Start of Data listing

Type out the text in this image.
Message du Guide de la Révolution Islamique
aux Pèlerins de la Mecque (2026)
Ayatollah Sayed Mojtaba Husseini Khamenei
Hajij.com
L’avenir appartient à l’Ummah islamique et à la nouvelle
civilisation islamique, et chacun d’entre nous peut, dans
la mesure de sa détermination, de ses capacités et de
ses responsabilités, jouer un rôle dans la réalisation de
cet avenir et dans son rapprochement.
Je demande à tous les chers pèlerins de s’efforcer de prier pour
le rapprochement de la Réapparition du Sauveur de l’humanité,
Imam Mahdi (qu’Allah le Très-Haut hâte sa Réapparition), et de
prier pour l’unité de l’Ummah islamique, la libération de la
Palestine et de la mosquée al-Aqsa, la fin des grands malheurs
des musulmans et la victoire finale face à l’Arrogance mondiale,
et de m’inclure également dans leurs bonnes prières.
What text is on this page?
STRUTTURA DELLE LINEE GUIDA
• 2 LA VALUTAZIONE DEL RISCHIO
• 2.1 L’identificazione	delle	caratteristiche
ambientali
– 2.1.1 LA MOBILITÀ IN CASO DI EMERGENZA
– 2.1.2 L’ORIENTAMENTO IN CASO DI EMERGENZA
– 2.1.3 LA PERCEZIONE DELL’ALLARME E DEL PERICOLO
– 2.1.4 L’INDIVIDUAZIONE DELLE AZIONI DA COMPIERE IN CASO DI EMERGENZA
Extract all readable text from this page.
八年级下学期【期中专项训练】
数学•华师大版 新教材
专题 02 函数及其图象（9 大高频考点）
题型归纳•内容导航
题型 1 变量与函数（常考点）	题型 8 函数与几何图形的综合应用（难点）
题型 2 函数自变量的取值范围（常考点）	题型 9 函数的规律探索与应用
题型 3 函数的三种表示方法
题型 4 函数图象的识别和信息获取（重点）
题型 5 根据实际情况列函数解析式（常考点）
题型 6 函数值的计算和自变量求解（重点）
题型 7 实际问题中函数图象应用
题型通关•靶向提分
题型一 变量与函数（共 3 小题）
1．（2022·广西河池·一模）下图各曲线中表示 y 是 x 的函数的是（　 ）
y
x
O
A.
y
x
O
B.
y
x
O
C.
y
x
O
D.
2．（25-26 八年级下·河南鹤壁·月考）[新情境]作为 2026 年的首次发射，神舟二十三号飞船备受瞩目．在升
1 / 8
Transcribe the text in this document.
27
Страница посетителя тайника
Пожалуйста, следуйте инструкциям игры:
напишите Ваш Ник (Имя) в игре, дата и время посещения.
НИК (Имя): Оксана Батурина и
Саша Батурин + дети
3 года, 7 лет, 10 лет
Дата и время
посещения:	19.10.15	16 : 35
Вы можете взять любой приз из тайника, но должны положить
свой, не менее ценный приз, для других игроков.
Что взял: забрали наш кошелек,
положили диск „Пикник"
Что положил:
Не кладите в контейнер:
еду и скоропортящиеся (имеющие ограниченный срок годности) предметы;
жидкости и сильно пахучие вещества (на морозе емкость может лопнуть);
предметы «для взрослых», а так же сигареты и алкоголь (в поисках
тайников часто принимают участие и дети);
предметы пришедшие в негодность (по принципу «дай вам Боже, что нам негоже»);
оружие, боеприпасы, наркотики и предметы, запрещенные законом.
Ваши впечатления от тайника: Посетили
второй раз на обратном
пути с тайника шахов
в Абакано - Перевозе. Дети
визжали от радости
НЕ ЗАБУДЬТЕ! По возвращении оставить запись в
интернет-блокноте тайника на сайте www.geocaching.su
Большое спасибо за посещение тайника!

End of Data listing

In the listing, find every line with the word "Ummah" and state how many there are, nothing more.

Complete response:
2